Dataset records
START

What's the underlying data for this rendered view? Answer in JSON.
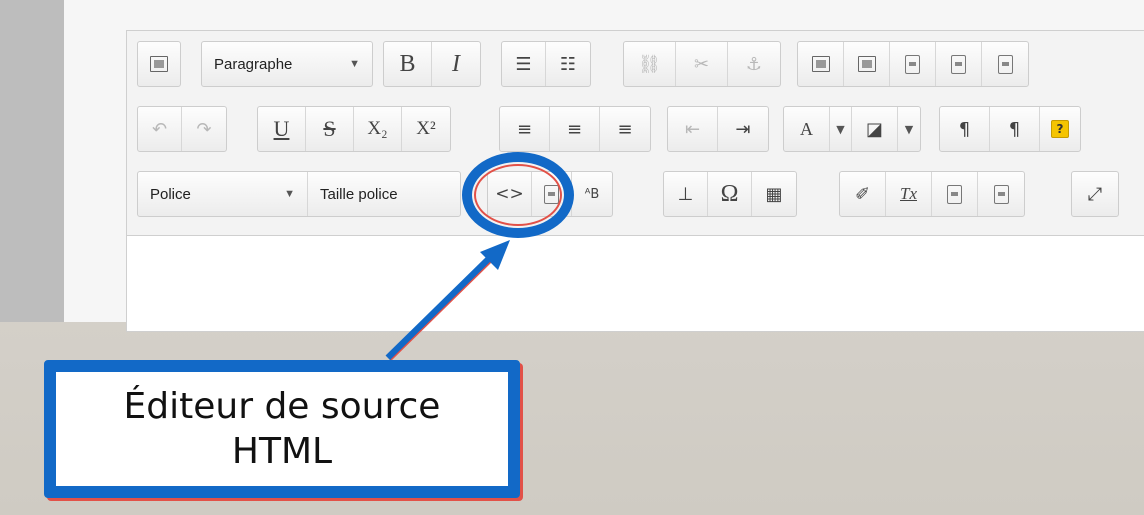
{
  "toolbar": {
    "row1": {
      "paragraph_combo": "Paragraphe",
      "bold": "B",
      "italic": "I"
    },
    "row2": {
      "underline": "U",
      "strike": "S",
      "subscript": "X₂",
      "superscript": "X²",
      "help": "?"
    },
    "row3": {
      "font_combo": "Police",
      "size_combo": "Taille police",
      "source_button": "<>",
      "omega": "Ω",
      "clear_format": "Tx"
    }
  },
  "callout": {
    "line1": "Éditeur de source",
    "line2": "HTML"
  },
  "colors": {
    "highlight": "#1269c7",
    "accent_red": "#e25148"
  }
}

END
START

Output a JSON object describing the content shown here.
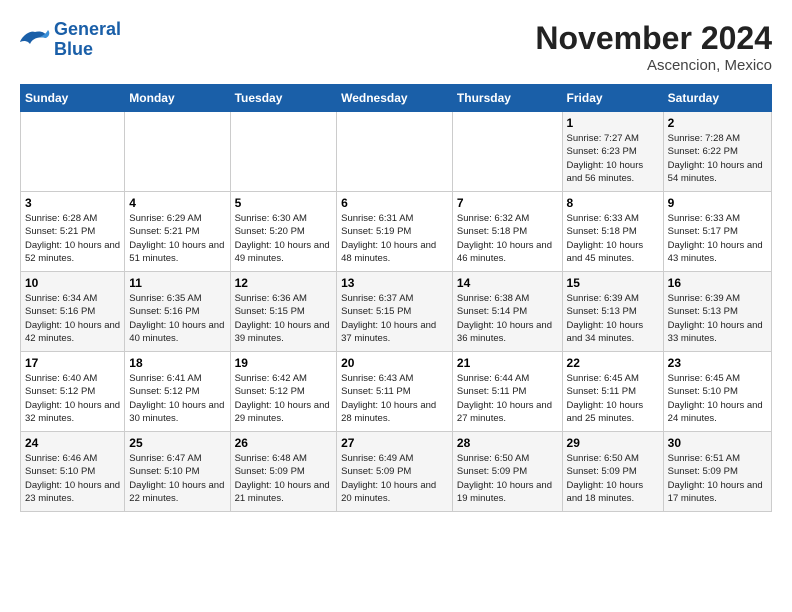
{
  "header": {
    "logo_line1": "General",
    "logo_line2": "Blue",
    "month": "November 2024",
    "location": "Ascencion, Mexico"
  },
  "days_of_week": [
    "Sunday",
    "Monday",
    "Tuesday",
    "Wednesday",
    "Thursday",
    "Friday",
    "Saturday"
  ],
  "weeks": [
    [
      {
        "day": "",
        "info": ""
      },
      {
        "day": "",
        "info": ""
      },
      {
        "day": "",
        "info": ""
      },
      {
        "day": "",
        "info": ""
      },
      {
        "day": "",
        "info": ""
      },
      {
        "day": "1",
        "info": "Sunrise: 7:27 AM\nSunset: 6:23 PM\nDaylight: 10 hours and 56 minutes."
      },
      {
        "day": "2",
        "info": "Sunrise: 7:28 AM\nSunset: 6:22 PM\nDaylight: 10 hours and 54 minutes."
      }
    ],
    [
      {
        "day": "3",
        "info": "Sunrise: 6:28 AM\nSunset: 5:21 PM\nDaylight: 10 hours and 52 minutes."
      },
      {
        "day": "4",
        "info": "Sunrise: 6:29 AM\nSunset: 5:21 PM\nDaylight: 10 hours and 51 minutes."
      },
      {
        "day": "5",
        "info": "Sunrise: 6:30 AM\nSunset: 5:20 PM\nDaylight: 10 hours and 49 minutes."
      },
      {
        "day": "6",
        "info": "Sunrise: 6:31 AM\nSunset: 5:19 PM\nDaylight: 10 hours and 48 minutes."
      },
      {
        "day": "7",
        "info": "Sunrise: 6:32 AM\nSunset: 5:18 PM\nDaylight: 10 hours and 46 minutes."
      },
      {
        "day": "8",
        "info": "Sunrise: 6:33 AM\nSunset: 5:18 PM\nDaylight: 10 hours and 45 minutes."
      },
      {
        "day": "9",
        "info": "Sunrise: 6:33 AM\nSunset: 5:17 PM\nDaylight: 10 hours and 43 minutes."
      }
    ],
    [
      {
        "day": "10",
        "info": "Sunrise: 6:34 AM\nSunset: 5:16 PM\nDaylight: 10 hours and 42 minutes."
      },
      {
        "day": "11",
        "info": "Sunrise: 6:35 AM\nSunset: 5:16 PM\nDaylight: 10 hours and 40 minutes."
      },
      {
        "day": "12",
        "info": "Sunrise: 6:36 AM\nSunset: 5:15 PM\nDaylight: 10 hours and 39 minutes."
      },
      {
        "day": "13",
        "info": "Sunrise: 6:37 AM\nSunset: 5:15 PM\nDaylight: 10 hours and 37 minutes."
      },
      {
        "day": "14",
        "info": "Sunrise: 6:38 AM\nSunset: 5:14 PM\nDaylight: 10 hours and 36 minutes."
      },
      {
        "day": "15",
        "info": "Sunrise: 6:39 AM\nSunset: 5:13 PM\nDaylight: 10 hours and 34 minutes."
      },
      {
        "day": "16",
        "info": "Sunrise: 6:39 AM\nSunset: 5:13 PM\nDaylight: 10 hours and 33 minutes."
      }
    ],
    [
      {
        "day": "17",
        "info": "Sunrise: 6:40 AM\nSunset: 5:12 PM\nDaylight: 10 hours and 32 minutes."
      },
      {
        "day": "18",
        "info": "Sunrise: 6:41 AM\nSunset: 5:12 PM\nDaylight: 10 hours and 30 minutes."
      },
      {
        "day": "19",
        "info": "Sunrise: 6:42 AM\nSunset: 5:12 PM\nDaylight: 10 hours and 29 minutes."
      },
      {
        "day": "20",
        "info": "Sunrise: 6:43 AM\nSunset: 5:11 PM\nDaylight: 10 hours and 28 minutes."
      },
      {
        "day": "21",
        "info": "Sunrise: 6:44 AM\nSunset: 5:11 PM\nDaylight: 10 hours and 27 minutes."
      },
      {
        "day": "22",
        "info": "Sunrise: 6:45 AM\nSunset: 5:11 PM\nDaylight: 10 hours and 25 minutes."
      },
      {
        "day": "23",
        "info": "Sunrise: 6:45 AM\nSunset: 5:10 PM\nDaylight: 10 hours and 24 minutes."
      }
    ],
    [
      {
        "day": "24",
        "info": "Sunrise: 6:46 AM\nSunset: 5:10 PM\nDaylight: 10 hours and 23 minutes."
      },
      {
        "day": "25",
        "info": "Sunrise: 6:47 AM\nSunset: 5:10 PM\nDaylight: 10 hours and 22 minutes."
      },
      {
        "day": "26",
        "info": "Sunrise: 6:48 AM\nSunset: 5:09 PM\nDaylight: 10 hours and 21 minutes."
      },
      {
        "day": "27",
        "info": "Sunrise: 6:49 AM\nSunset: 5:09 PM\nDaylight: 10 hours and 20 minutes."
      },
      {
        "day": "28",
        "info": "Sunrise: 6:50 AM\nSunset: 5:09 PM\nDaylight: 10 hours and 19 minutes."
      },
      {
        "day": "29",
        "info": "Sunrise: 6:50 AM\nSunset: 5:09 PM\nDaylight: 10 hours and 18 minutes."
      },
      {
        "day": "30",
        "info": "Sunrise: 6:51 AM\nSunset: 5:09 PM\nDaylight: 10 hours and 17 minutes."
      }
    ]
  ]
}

END
START

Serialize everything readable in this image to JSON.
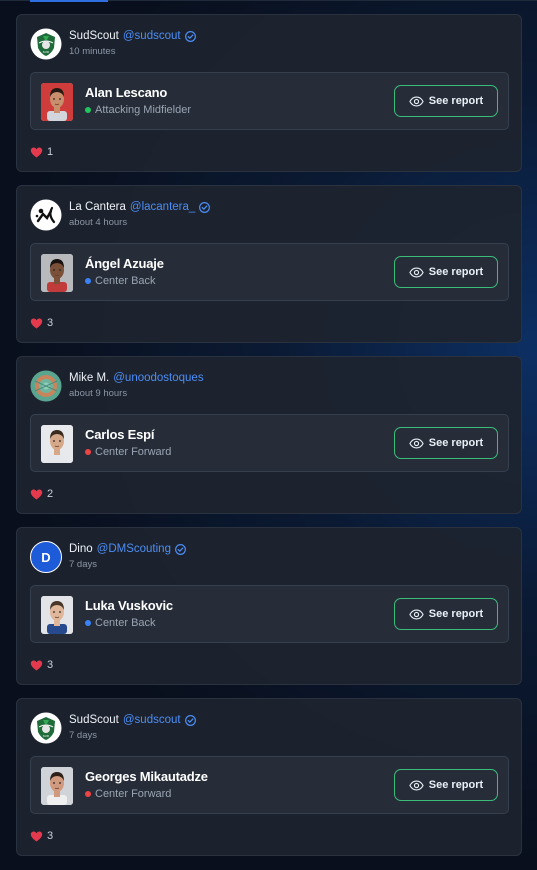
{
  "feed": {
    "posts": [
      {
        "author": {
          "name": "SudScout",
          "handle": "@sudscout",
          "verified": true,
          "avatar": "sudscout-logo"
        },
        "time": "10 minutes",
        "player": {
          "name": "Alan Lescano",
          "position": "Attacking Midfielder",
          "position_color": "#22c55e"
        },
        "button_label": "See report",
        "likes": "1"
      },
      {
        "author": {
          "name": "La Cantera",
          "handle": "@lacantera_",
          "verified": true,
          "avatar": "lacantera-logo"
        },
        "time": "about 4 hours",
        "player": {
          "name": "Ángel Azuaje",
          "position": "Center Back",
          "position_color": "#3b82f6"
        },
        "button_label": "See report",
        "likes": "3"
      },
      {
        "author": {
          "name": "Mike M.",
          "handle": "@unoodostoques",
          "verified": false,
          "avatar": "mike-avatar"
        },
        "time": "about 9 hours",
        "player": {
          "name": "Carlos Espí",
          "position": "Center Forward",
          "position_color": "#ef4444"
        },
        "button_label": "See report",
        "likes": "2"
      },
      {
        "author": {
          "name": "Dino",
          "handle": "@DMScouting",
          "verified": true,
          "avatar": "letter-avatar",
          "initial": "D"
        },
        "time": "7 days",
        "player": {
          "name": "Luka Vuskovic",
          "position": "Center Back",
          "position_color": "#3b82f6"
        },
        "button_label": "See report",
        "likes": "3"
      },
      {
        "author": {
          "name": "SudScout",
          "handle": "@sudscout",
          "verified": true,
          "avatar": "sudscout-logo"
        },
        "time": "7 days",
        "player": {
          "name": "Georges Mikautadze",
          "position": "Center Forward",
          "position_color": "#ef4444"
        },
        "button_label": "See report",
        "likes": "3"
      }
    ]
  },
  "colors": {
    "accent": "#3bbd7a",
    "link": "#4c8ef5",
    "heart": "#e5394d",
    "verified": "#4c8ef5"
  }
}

END

__PROBLEM TO SOLVE__
Check each line in the listing above for the string "time", then report how many lines contain it, with no other text.

__THE COMPLETED TASK__
5